Excerpt provided:

..............................

PROBLEM LINK:
Author: Arya Nair Vinay Kanse
Tester: Rohit Tawde
Editorialist: Aishwarya
DIFFICULTY:
Easy.
PREREQUISITES:
None.
PROBLEM:
You are given two arrays of size 5, denoting number of 1’s and 0’s respectively for vowels a,e,i,o,u.
Given the string to decode, we need to find the actual message.
EXPLANATION:
Using a map, we can store the vowel as the VALUE, and its x,y value(no. of ones and zeroes) in a pair as the KEY
.
Now iterating through the encoded string, we add breaks and check for number of consectuive 1’s (say p) and number of consectuive 0’s (say q) in the string.
Now using these 2 values, p and q, we can make a pair (p,q) and search the map for this particular pair as key, and append the value of that key i.e the vowel , to the result string.
TIME COMPLEXITY:
O(N).

..............................

Element box entries:
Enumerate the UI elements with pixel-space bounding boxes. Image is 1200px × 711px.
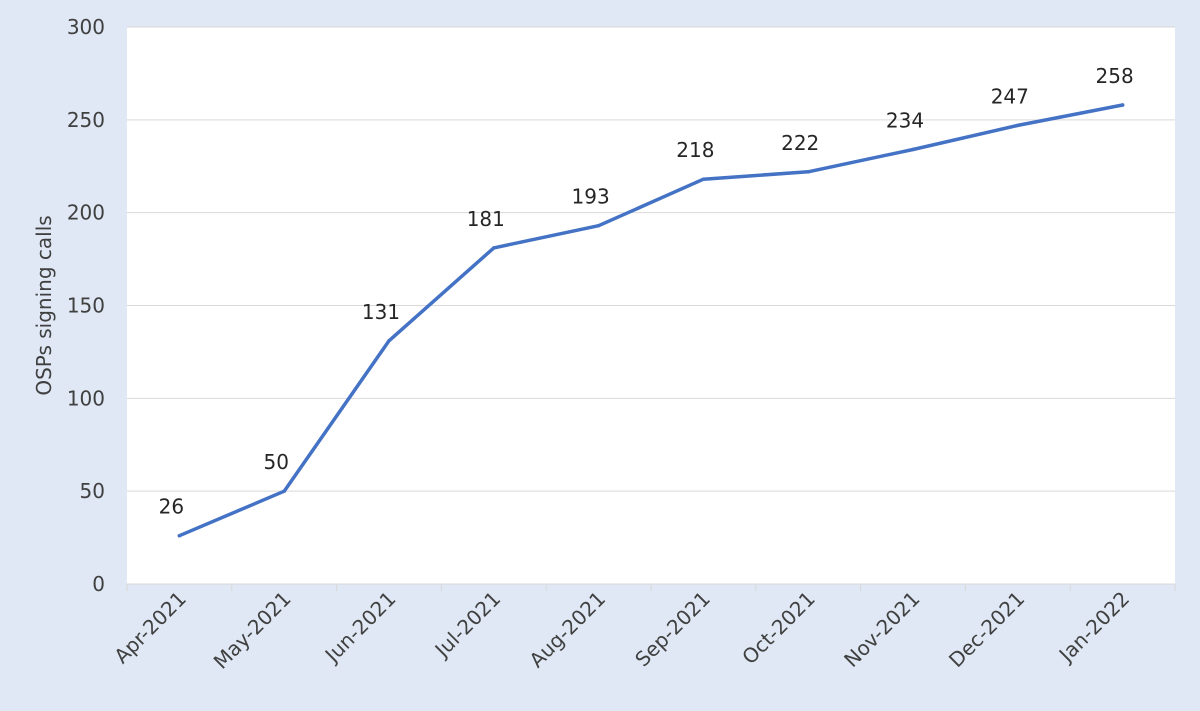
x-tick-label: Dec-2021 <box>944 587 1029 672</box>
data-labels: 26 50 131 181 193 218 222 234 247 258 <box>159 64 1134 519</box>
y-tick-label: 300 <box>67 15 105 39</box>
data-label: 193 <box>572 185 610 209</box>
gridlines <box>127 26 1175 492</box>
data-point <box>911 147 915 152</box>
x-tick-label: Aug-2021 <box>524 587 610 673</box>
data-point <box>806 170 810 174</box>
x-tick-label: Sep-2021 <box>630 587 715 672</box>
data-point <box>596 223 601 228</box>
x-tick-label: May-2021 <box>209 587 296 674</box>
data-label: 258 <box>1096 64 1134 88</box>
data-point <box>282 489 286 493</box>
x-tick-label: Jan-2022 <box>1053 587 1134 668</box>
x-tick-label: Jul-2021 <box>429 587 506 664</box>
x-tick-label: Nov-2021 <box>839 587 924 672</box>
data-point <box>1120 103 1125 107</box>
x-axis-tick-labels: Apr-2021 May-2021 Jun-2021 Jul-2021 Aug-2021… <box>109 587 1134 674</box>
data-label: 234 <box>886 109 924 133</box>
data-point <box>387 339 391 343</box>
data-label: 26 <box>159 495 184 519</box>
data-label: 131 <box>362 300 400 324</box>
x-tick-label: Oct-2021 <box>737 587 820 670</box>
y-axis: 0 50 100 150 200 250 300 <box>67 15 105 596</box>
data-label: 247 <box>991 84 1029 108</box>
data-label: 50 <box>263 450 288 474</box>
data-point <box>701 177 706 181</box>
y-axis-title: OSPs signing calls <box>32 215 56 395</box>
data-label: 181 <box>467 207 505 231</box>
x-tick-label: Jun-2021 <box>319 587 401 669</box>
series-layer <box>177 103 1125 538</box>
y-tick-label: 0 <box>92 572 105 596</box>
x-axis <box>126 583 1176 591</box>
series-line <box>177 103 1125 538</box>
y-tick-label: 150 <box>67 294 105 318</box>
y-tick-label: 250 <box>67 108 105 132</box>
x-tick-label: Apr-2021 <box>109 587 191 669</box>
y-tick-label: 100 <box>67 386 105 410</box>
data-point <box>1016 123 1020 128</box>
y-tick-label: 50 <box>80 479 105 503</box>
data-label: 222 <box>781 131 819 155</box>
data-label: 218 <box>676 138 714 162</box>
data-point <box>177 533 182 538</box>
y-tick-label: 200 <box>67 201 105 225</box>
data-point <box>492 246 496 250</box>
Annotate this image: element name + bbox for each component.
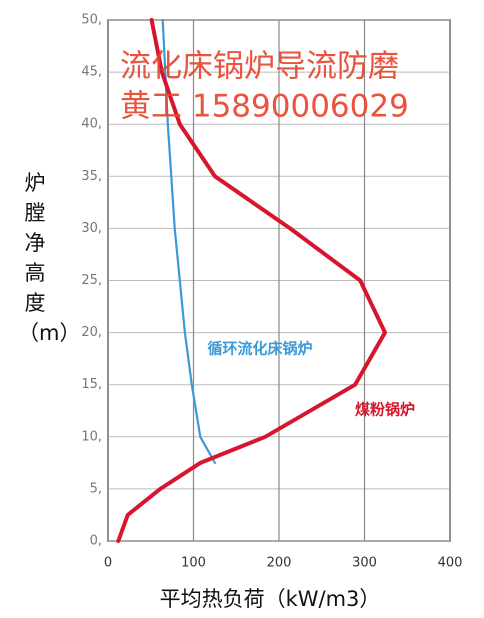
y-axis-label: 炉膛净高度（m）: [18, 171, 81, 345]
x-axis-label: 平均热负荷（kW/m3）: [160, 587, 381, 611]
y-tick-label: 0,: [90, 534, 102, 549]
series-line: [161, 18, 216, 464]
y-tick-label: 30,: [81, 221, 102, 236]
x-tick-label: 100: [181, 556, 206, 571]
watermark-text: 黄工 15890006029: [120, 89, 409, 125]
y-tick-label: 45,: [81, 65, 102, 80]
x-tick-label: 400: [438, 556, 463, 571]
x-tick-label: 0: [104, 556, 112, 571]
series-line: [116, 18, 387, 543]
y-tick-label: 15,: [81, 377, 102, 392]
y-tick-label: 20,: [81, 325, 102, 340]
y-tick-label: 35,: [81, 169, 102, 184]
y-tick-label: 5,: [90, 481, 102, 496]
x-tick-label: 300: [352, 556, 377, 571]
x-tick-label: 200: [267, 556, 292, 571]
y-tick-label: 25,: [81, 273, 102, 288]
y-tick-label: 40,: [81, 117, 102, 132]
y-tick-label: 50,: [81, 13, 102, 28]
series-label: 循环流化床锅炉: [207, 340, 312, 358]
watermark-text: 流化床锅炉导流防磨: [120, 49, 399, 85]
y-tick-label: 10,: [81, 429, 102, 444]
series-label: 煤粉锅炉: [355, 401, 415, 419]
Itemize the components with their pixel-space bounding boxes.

..............................

Requirement A: What time complexity does the vowel-decoding editorial state for its solution?
Requirement B: Give every section heading in the vowel-decoding editorial, in order.
Requirement C: Carry on the vowel-decoding editorial past its last line.

Task answer A: O(N).

Task answer B: PROBLEM LINK, DIFFICULTY, PREREQUISITES, PROBLEM, EXPLANATION, TIME COMPLEXITY

Task answer C:
SOLUTIONS:
Setter's Solution
#include<bits/stdc++.h>
using namespace std;
int main()
{
vector<int> a(26), b(26);
for(auto &i : a)cin >> i;
for(auto &i : b)cin >> i;
map<pair<int,int>, char>map;
for(int i = 0; i < 26; i++)
{
map[{a[i], b[i]}] = 'a' + i;
}
int tt; cin >> tt;
while(tt--)
{
int n, ind = 0; cin >> n;
string s, answer = ""; cin >> s;
while(ind < n)
{
int one = 0, zero = 0;
while(ind < n && s[ind] == '1') ind++, one++;
while(ind < n && s[ind] == '0') ind++, zero++;
answer.push_back(map[{one,zero}]);
}
cout << answer << "\n";
}
}
Tester's Solution
#include<bits/stdc++.h>
#define ll long long
#define pb push_back
#define F first
#define S second
#define fast_io ios_base::sync_with_stdio(false),cin.tie(NULL),cout.tie(NULL)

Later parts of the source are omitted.